**WHAT YOU ARE ASKED TO DO**
Among the entries, which lines carry the string "января"? Copy each of them.

Data records
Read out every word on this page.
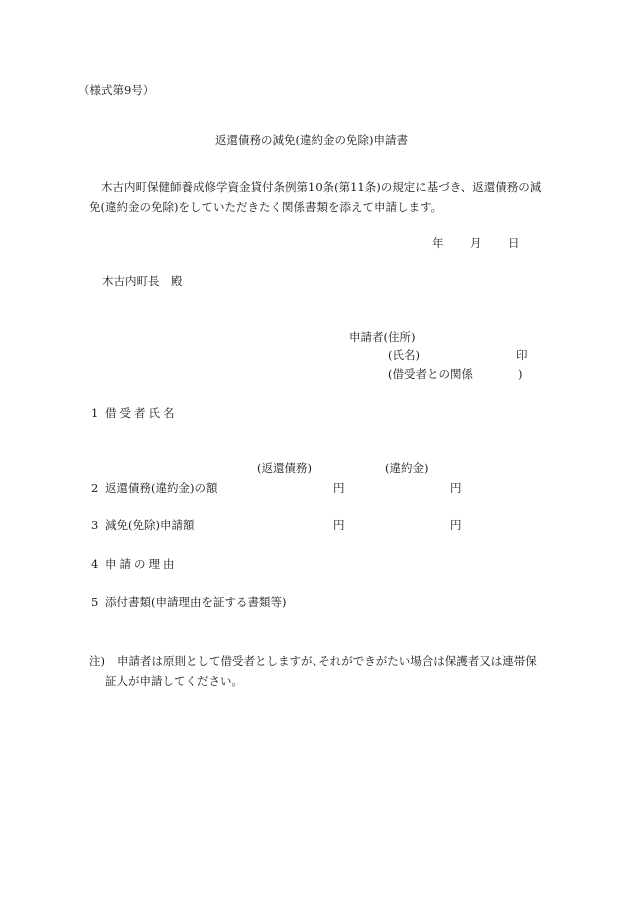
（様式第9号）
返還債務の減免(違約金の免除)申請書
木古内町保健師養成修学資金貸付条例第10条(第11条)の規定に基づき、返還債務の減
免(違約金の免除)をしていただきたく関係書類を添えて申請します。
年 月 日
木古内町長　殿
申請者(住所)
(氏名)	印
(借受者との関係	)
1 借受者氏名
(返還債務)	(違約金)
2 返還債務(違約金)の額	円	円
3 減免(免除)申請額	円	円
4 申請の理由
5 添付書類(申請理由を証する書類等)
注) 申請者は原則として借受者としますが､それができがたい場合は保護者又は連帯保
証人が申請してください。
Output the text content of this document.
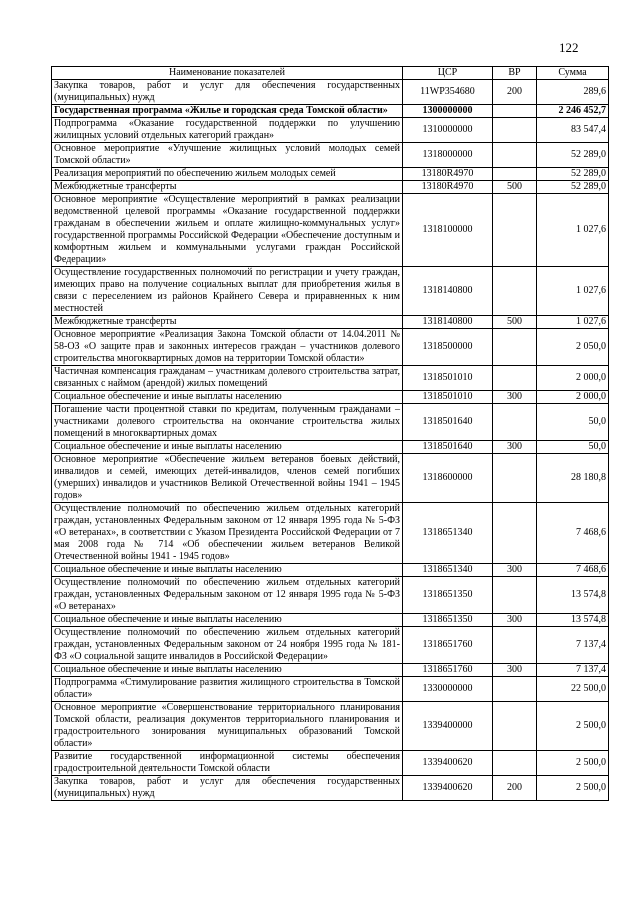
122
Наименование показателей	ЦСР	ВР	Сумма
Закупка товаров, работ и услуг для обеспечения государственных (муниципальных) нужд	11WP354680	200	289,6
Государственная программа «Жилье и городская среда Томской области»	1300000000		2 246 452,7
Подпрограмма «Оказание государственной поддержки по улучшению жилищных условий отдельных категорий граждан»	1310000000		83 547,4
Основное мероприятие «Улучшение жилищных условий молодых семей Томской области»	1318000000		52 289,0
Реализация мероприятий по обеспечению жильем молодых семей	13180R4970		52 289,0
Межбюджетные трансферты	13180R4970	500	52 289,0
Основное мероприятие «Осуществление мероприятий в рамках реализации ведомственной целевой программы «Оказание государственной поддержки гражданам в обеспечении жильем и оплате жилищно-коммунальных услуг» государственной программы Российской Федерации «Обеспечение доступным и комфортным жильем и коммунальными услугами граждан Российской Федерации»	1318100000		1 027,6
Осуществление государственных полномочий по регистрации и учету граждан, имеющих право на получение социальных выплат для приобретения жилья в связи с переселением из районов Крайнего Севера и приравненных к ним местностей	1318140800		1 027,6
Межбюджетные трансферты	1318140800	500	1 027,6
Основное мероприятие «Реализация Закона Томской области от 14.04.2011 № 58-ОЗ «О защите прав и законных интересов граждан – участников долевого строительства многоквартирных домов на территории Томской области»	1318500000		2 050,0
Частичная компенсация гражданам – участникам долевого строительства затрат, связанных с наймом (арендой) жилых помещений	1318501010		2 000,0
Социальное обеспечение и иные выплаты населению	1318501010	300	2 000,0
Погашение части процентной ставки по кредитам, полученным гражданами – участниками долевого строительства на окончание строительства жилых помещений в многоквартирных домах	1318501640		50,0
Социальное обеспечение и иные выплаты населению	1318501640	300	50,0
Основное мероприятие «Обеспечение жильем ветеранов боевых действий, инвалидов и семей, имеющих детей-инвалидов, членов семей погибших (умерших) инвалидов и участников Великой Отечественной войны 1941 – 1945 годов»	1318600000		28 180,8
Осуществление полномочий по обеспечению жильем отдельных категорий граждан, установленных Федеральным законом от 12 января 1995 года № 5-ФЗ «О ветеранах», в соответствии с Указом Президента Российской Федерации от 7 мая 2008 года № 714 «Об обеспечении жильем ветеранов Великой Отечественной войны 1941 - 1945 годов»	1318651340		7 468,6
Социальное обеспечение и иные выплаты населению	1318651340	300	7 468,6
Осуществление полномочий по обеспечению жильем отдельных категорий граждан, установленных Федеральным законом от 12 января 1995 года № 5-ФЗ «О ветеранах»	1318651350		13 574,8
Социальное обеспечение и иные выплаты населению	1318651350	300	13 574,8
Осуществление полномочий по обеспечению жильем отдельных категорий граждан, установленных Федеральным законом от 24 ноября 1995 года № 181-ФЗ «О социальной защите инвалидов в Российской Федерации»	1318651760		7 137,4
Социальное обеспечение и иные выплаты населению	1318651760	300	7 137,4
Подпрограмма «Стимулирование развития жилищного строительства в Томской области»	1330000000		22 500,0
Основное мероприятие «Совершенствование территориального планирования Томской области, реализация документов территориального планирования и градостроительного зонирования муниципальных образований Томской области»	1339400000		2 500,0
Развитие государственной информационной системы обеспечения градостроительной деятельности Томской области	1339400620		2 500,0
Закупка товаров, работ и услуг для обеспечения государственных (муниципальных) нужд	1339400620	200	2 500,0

**RESULT FOR THIS TASK**
Осуществление полномочий по обеспечению жильем отдельных категорий граждан, установленных Федеральным законом от 12 января 1995 года № 5-ФЗ «О ветеранах», в соответствии с Указом Президента Российской Федерации от 7 мая 2008 года № 714 «Об обеспечении жильем ветеранов Великой Отечественной войны 1941 - 1945 годов»	1318651340		7 468,6
Осуществление полномочий по обеспечению жильем отдельных категорий граждан, установленных Федеральным законом от 12 января 1995 года № 5-ФЗ «О ветеранах»	1318651350		13 574,8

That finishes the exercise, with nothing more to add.